* [Written instruction]:
Write out all the data again, exactly as it stands.

=== Records shown ===

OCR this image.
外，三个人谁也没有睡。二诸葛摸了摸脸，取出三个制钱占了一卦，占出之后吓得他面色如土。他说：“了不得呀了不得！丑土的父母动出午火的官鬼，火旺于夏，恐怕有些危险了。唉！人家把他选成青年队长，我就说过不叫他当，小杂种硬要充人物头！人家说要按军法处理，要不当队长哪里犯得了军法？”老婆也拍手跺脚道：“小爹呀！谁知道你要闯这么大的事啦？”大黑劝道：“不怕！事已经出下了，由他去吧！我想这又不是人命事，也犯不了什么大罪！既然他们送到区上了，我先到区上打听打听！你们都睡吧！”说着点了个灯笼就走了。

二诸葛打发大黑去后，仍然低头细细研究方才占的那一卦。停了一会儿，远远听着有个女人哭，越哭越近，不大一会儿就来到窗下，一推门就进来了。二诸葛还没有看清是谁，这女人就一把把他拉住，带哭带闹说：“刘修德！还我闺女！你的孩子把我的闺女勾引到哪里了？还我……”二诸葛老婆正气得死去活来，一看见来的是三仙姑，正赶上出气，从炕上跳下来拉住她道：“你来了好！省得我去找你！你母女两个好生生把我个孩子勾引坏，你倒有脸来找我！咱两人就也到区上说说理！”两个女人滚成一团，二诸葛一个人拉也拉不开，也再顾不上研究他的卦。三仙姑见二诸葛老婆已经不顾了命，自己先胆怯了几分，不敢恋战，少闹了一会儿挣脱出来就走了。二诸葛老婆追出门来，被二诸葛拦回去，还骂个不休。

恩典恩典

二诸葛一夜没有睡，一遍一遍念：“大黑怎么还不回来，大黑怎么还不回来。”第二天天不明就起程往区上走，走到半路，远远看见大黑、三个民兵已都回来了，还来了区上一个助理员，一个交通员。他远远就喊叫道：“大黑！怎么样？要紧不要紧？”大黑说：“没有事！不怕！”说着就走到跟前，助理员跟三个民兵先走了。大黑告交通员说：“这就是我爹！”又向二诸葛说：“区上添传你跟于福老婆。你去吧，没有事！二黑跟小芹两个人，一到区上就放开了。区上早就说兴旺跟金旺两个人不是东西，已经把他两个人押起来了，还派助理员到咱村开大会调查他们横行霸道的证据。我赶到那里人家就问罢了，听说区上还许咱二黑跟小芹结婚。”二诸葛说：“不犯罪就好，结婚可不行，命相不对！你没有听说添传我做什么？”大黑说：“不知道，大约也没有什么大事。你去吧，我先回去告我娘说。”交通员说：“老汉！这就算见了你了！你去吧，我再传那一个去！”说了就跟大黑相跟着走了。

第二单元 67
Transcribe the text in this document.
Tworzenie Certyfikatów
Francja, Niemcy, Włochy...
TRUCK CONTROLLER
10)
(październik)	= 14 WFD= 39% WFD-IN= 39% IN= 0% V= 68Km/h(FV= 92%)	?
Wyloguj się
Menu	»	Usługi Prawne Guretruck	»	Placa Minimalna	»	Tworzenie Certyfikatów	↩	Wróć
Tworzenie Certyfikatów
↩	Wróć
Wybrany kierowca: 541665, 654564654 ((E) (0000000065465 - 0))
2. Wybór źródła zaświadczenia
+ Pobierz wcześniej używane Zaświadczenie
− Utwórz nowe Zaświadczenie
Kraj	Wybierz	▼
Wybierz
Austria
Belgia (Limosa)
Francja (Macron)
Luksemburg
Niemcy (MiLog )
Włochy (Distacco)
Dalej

===

* [Final result]:
OCR this image.
外，三个人谁也没有睡。二诸葛摸了摸脸，取出三个制钱占了一卦，占出之后吓得他面色如土。他说：“了不得呀了不得！丑土的父母动出午火的官鬼，火旺于夏，恐怕有些危险了。唉！人家把他选成青年队长，我就说过不叫他当，小杂种硬要充人物头！人家说要按军法处理，要不当队长哪里犯得了军法？”老婆也拍手跺脚道：“小爹呀！谁知道你要闯这么大的事啦？”大黑劝道：“不怕！事已经出下了，由他去吧！我想这又不是人命事，也犯不了什么大罪！既然他们送到区上了，我先到区上打听打听！你们都睡吧！”说着点了个灯笼就走了。

二诸葛打发大黑去后，仍然低头细细研究方才占的那一卦。停了一会儿，远远听着有个女人哭，越哭越近，不大一会儿就来到窗下，一推门就进来了。二诸葛还没有看清是谁，这女人就一把把他拉住，带哭带闹说：“刘修德！还我闺女！你的孩子把我的闺女勾引到哪里了？还我……”二诸葛老婆正气得死去活来，一看见来的是三仙姑，正赶上出气，从炕上跳下来拉住她道：“你来了好！省得我去找你！你母女两个好生生把我个孩子勾引坏，你倒有脸来找我！咱两人就也到区上说说理！”两个女人滚成一团，二诸葛一个人拉也拉不开，也再顾不上研究他的卦。三仙姑见二诸葛老婆已经不顾了命，自己先胆怯了几分，不敢恋战，少闹了一会儿挣脱出来就走了。二诸葛老婆追出门来，被二诸葛拦回去，还骂个不休。

恩典恩典

二诸葛一夜没有睡，一遍一遍念：“大黑怎么还不回来，大黑怎么还不回来。”第二天天不明就起程往区上走，走到半路，远远看见大黑、三个民兵已都回来了，还来了区上一个助理员，一个交通员。他远远就喊叫道：“大黑！怎么样？要紧不要紧？”大黑说：“没有事！不怕！”说着就走到跟前，助理员跟三个民兵先走了。大黑告交通员说：“这就是我爹！”又向二诸葛说：“区上添传你跟于福老婆。你去吧，没有事！二黑跟小芹两个人，一到区上就放开了。区上早就说兴旺跟金旺两个人不是东西，已经把他两个人押起来了，还派助理员到咱村开大会调查他们横行霸道的证据。我赶到那里人家就问罢了，听说区上还许咱二黑跟小芹结婚。”二诸葛说：“不犯罪就好，结婚可不行，命相不对！你没有听说添传我做什么？”大黑说：“不知道，大约也没有什么大事。你去吧，我先回去告我娘说。”交通员说：“老汉！这就算见了你了！你去吧，我再传那一个去！”说了就跟大黑相跟着走了。

第二单元 67
Transcribe the text in this document.
Tworzenie Certyfikatów
Francja, Niemcy, Włochy...
TRUCK CONTROLLER
10)
(październik)	= 14 WFD= 39% WFD-IN= 39% IN= 0% V= 68Km/h(FV= 92%)	?
Wyloguj się
Menu	»	Usługi Prawne Guretruck	»	Placa Minimalna	»	Tworzenie Certyfikatów	↩	Wróć
Tworzenie Certyfikatów
↩	Wróć
Wybrany kierowca: 541665, 654564654 ((E) (0000000065465 - 0))
2. Wybór źródła zaświadczenia
+ Pobierz wcześniej używane Zaświadczenie
− Utwórz nowe Zaświadczenie
Kraj	Wybierz	▼
Wybierz
Austria
Belgia (Limosa)
Francja (Macron)
Luksemburg
Niemcy (MiLog )
Włochy (Distacco)
Dalej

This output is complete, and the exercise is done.